WHAT YOU SHOULD DO =
State how many lines in these records contain the word "indicates", and nothing else.

* START INPUT *

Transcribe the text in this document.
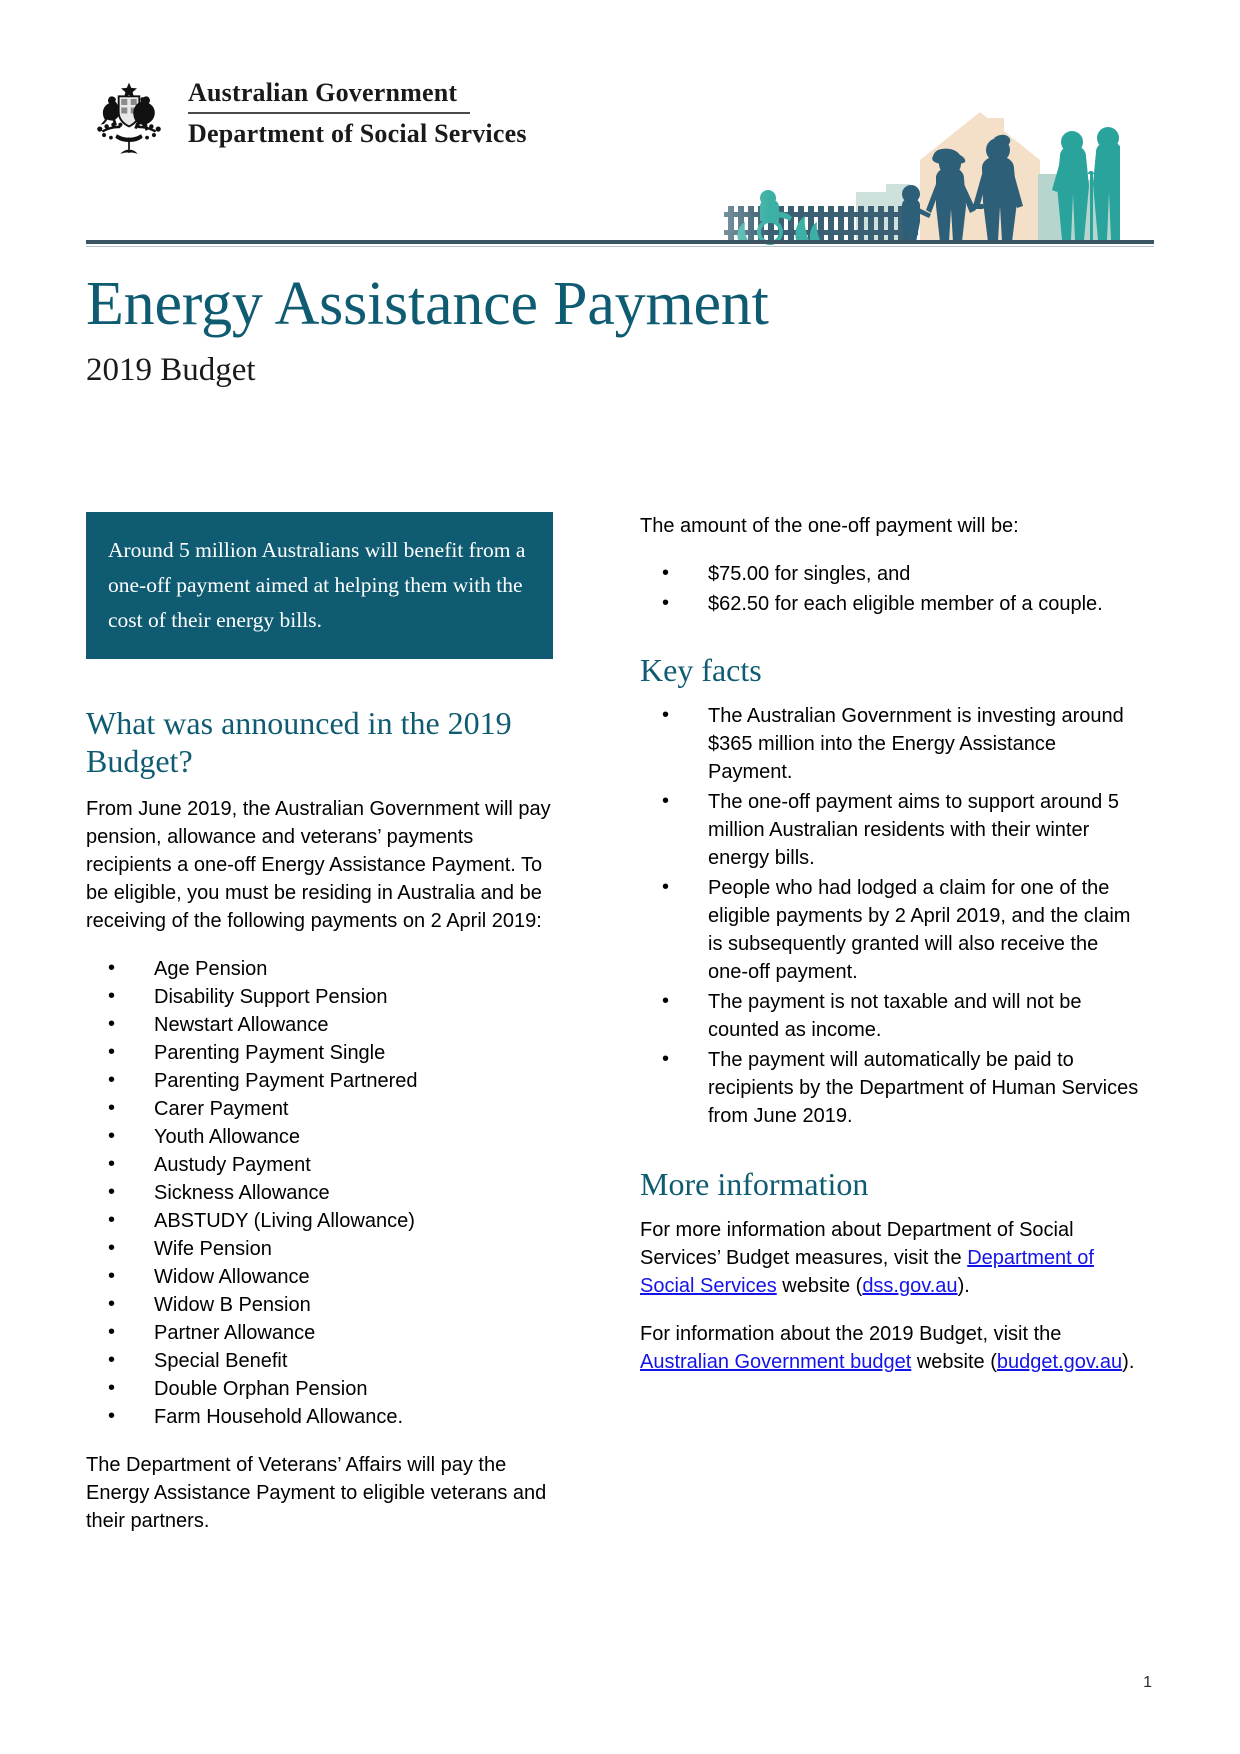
Australian Government
Department of Social Services
Energy Assistance Payment
2019 Budget

Around 5 million Australians will benefit from a one-off payment aimed at helping them with the cost of their energy bills.

What was announced in the 2019 Budget?

From June 2019, the Australian Government will pay pension, allowance and veterans’ payments recipients a one-off Energy Assistance Payment. To be eligible, you must be residing in Australia and be receiving of the following payments on 2 April 2019:

• Age Pension
• Disability Support Pension
• Newstart Allowance
• Parenting Payment Single
• Parenting Payment Partnered
• Carer Payment
• Youth Allowance
• Austudy Payment
• Sickness Allowance
• ABSTUDY (Living Allowance)
• Wife Pension
• Widow Allowance
• Widow B Pension
• Partner Allowance
• Special Benefit
• Double Orphan Pension
• Farm Household Allowance.

The Department of Veterans’ Affairs will pay the Energy Assistance Payment to eligible veterans and their partners.

The amount of the one-off payment will be:

• $75.00 for singles, and
• $62.50 for each eligible member of a couple.
Key facts
• The Australian Government is investing around $365 million into the Energy Assistance Payment.
• The one-off payment aims to support around 5 million Australian residents with their winter energy bills.
• People who had lodged a claim for one of the eligible payments by 2 April 2019, and the claim is subsequently granted will also receive the one-off payment.
• The payment is not taxable and will not be counted as income.
• The payment will automatically be paid to recipients by the Department of Human Services from June 2019.
More information

For more information about Department of Social Services’ Budget measures, visit the Department of Social Services website (dss.gov.au).

For information about the 2019 Budget, visit the Australian Government budget website (budget.gov.au).

1
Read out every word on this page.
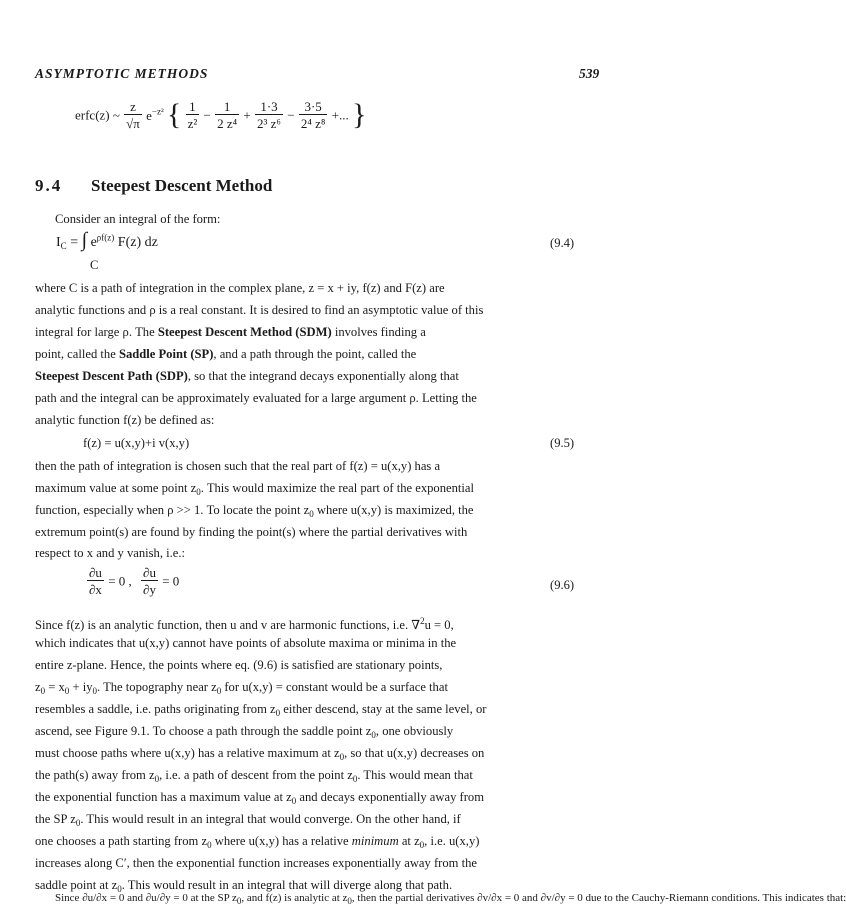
ASYMPTOTIC METHODS	539
erfc(z) ~ $\frac{z}{√\pi} e^{-z^2}$ { $\frac{1}{\text{z²}} - \frac{1}{\text{2 z⁴}} + \frac{1\cdot 3}{\text{2³ z⁶}} - \frac{3\cdot 5}{\text{2⁴ z⁸}}$ +... }
9.4 Steepest Descent Method
Consider an integral of the form:
$I_C$ = ∫ $e^{\rho f(z)}$ F(z) dz
C
(9.4)
where C is a path of integration in the complex plane, z = x + iy, f(z) and F(z) are
analytic functions and ρ is a real constant. It is desired to find an asymptotic value of this
integral for large ρ. The Steepest Descent Method (SDM) involves finding a
point, called the Saddle Point (SP), and a path through the point, called the
Steepest Descent Path (SDP), so that the integrand decays exponentially along that
path and the integral can be approximately evaluated for a large argument ρ. Letting the
analytic function f(z) be defined as:
f(z) = u(x,y)+i v(x,y)	(9.5)
then the path of integration is chosen such that the real part of f(z) = u(x,y) has a
maximum value at some point $z_0$. This would maximize the real part of the exponential
function, especially when ρ >> 1. To locate the point $z_0$ where u(x,y) is maximized, the
extremum point(s) are found by finding the point(s) where the partial derivatives with
respect to x and y vanish, i.e.:
$\frac{\partial u}{\partial x} = 0$ , $\frac{\partial u}{\partial y} = 0$	(9.6)
Since f(z) is an analytic function, then u and v are harmonic functions, i.e. ∇$^2$u = 0,
which indicates that u(x,y) cannot have points of absolute maxima or minima in the
entire z-plane. Hence, the points where eq. (9.6) is satisfied are stationary points,
$z_0 = x_0 + iy_0$. The topography near $z_0$ for u(x,y) = constant would be a surface that
resembles a saddle, i.e. paths originating from $z_0$ either descend, stay at the same level, or
ascend, see Figure 9.1. To choose a path through the saddle point $z_0$, one obviously
must choose paths where u(x,y) has a relative maximum at $z_0$, so that u(x,y) decreases on
the path(s) away from $z_0$, i.e. a path of descent from the point $z_0$. This would mean that
the exponential function has a maximum value at $z_0$ and decays exponentially away from
the SP $z_0$. This would result in an integral that would converge. On the other hand, if
one chooses a path starting from $z_0$ where u(x,y) has a relative minimum at $z_0$, i.e. u(x,y)
increases along C′, then the exponential function increases exponentially away from the
saddle point at $z_0$. This would result in an integral that will diverge along that path.
Since ∂u/∂x = 0 and ∂u/∂y = 0 at the SP $z_0$, and f(z) is analytic at $z_0$, then the partial derivatives ∂v/∂x = 0 and ∂v/∂y = 0 due to the Cauchy-Riemann conditions. This indicates that:
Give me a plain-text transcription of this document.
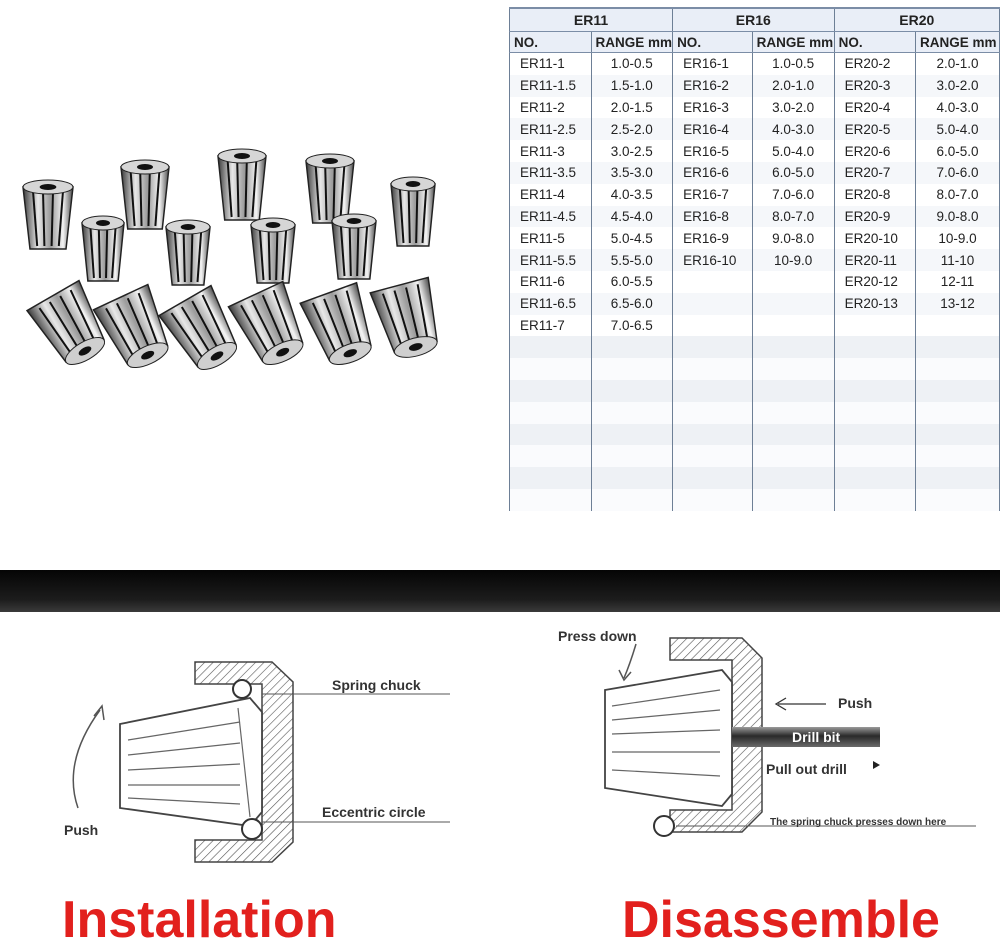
ER11		ER16		ER20	
NO.	RANGE mm	NO.	RANGE mm	NO.	RANGE mm
ER11-1	1.0-0.5	ER16-1	1.0-0.5	ER20-2	2.0-1.0
ER11-1.5	1.5-1.0	ER16-2	2.0-1.0	ER20-3	3.0-2.0
ER11-2	2.0-1.5	ER16-3	3.0-2.0	ER20-4	4.0-3.0
ER11-2.5	2.5-2.0	ER16-4	4.0-3.0	ER20-5	5.0-4.0
ER11-3	3.0-2.5	ER16-5	5.0-4.0	ER20-6	6.0-5.0
ER11-3.5	3.5-3.0	ER16-6	6.0-5.0	ER20-7	7.0-6.0
ER11-4	4.0-3.5	ER16-7	7.0-6.0	ER20-8	8.0-7.0
ER11-4.5	4.5-4.0	ER16-8	8.0-7.0	ER20-9	9.0-8.0
ER11-5	5.0-4.5	ER16-9	9.0-8.0	ER20-10	10-9.0
ER11-5.5	5.5-5.0	ER16-10	10-9.0	ER20-11	11-10
ER11-6	6.0-5.5			ER20-12	12-11
ER11-6.5	6.5-6.0			ER20-13	13-12
ER11-7	7.0-6.5				

Push
Spring chuck
Eccentric circle
Installation
Press down
Push
Drill bit
Pull out drill
The spring chuck presses down here
Disassemble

* END INPUT *

RESPONSE BELOW =
2